DIRECTION
Write each line out again exactly as written.

DATA FOR THE TASK
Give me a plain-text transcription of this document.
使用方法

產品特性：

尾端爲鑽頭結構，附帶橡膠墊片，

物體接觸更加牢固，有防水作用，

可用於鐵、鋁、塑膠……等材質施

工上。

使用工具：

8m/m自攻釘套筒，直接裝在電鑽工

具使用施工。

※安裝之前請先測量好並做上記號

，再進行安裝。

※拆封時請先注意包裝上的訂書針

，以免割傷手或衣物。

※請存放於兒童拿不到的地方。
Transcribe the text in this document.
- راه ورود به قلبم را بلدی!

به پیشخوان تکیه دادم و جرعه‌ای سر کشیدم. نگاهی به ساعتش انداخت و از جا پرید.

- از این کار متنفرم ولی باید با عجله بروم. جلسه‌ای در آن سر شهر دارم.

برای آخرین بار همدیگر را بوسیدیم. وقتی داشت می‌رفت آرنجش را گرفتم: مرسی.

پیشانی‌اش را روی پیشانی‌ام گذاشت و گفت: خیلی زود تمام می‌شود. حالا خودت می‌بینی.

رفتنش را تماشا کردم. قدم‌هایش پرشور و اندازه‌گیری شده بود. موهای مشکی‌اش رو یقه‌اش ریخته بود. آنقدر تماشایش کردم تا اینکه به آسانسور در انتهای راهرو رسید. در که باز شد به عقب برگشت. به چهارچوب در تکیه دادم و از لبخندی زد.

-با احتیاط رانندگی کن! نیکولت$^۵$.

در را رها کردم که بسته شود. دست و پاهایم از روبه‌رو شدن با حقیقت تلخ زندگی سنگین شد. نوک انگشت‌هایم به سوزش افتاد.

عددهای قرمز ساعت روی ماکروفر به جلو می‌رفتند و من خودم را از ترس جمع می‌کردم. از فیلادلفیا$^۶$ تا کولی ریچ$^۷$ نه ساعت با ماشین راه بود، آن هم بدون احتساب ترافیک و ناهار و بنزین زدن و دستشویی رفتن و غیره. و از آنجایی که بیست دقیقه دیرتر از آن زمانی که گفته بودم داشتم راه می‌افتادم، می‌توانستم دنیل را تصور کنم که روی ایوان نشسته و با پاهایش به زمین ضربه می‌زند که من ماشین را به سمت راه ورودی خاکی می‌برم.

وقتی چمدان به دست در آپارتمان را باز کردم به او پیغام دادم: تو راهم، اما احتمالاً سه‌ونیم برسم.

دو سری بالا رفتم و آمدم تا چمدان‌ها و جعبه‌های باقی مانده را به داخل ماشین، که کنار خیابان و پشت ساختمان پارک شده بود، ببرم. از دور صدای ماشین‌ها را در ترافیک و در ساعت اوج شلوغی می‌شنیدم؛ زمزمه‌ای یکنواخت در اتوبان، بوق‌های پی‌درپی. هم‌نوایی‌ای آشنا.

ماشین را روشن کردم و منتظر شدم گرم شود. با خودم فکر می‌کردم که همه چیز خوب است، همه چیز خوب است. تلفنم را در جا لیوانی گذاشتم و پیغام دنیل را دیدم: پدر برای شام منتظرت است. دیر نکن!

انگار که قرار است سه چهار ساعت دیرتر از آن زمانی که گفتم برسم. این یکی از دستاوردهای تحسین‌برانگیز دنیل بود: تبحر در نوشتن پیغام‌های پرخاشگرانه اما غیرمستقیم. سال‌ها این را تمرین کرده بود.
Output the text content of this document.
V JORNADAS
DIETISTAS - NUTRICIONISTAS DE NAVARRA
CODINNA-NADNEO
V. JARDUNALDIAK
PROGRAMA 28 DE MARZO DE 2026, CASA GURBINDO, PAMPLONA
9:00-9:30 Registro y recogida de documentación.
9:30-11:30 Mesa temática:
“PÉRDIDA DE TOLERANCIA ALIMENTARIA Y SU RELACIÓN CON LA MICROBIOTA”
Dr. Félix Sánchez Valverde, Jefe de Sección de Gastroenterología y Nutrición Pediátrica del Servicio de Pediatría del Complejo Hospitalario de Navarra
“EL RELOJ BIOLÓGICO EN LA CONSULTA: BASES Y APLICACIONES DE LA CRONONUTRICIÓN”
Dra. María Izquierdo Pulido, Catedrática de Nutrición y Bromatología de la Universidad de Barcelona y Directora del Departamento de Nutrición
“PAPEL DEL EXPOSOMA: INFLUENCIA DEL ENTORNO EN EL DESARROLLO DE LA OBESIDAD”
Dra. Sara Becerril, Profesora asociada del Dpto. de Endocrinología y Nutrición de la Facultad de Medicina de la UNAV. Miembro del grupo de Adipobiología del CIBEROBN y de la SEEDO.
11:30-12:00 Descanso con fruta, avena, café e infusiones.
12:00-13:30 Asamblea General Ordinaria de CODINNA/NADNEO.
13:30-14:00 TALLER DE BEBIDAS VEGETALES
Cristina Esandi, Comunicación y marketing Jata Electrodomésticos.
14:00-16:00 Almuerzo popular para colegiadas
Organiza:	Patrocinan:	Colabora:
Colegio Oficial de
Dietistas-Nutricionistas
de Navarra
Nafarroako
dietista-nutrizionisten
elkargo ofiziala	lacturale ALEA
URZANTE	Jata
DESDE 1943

COMPLETED EXERCISE
Give me a plain-text transcription of this document.
使用方法

產品特性：

尾端爲鑽頭結構，附帶橡膠墊片，

物體接觸更加牢固，有防水作用，

可用於鐵、鋁、塑膠……等材質施

工上。

使用工具：

8m/m自攻釘套筒，直接裝在電鑽工

具使用施工。

※安裝之前請先測量好並做上記號

，再進行安裝。

※拆封時請先注意包裝上的訂書針

，以免割傷手或衣物。

※請存放於兒童拿不到的地方。
Transcribe the text in this document.
- راه ورود به قلبم را بلدی!

به پیشخوان تکیه دادم و جرعه‌ای سر کشیدم. نگاهی به ساعتش انداخت و از جا پرید.

- از این کار متنفرم ولی باید با عجله بروم. جلسه‌ای در آن سر شهر دارم.

برای آخرین بار همدیگر را بوسیدیم. وقتی داشت می‌رفت آرنجش را گرفتم: مرسی.

پیشانی‌اش را روی پیشانی‌ام گذاشت و گفت: خیلی زود تمام می‌شود. حالا خودت می‌بینی.

رفتنش را تماشا کردم. قدم‌هایش پرشور و اندازه‌گیری شده بود. موهای مشکی‌اش رو یقه‌اش ریخته بود. آنقدر تماشایش کردم تا اینکه به آسانسور در انتهای راهرو رسید. در که باز شد به عقب برگشت. به چهارچوب در تکیه دادم و از لبخندی زد.

-با احتیاط رانندگی کن! نیکولت$^۵$.

در را رها کردم که بسته شود. دست و پاهایم از روبه‌رو شدن با حقیقت تلخ زندگی سنگین شد. نوک انگشت‌هایم به سوزش افتاد.

عددهای قرمز ساعت روی ماکروفر به جلو می‌رفتند و من خودم را از ترس جمع می‌کردم. از فیلادلفیا$^۶$ تا کولی ریچ$^۷$ نه ساعت با ماشین راه بود، آن هم بدون احتساب ترافیک و ناهار و بنزین زدن و دستشویی رفتن و غیره. و از آنجایی که بیست دقیقه دیرتر از آن زمانی که گفته بودم داشتم راه می‌افتادم، می‌توانستم دنیل را تصور کنم که روی ایوان نشسته و با پاهایش به زمین ضربه می‌زند که من ماشین را به سمت راه ورودی خاکی می‌برم.

وقتی چمدان به دست در آپارتمان را باز کردم به او پیغام دادم: تو راهم، اما احتمالاً سه‌ونیم برسم.

دو سری بالا رفتم و آمدم تا چمدان‌ها و جعبه‌های باقی مانده را به داخل ماشین، که کنار خیابان و پشت ساختمان پارک شده بود، ببرم. از دور صدای ماشین‌ها را در ترافیک و در ساعت اوج شلوغی می‌شنیدم؛ زمزمه‌ای یکنواخت در اتوبان، بوق‌های پی‌درپی. هم‌نوایی‌ای آشنا.

ماشین را روشن کردم و منتظر شدم گرم شود. با خودم فکر می‌کردم که همه چیز خوب است، همه چیز خوب است. تلفنم را در جا لیوانی گذاشتم و پیغام دنیل را دیدم: پدر برای شام منتظرت است. دیر نکن!

انگار که قرار است سه چهار ساعت دیرتر از آن زمانی که گفتم برسم. این یکی از دستاوردهای تحسین‌برانگیز دنیل بود: تبحر در نوشتن پیغام‌های پرخاشگرانه اما غیرمستقیم. سال‌ها این را تمرین کرده بود.
Output the text content of this document.
V JORNADAS
DIETISTAS - NUTRICIONISTAS DE NAVARRA
CODINNA-NADNEO
V. JARDUNALDIAK
PROGRAMA 28 DE MARZO DE 2026, CASA GURBINDO, PAMPLONA
9:00-9:30 Registro y recogida de documentación.
9:30-11:30 Mesa temática:
“PÉRDIDA DE TOLERANCIA ALIMENTARIA Y SU RELACIÓN CON LA MICROBIOTA”
Dr. Félix Sánchez Valverde, Jefe de Sección de Gastroenterología y Nutrición Pediátrica del Servicio de Pediatría del Complejo Hospitalario de Navarra
“EL RELOJ BIOLÓGICO EN LA CONSULTA: BASES Y APLICACIONES DE LA CRONONUTRICIÓN”
Dra. María Izquierdo Pulido, Catedrática de Nutrición y Bromatología de la Universidad de Barcelona y Directora del Departamento de Nutrición
“PAPEL DEL EXPOSOMA: INFLUENCIA DEL ENTORNO EN EL DESARROLLO DE LA OBESIDAD”
Dra. Sara Becerril, Profesora asociada del Dpto. de Endocrinología y Nutrición de la Facultad de Medicina de la UNAV. Miembro del grupo de Adipobiología del CIBEROBN y de la SEEDO.
11:30-12:00 Descanso con fruta, avena, café e infusiones.
12:00-13:30 Asamblea General Ordinaria de CODINNA/NADNEO.
13:30-14:00 TALLER DE BEBIDAS VEGETALES
Cristina Esandi, Comunicación y marketing Jata Electrodomésticos.
14:00-16:00 Almuerzo popular para colegiadas
Organiza:	Patrocinan:	Colabora:
Colegio Oficial de
Dietistas-Nutricionistas
de Navarra
Nafarroako
dietista-nutrizionisten
elkargo ofiziala	lacturale ALEA
URZANTE	Jata
DESDE 1943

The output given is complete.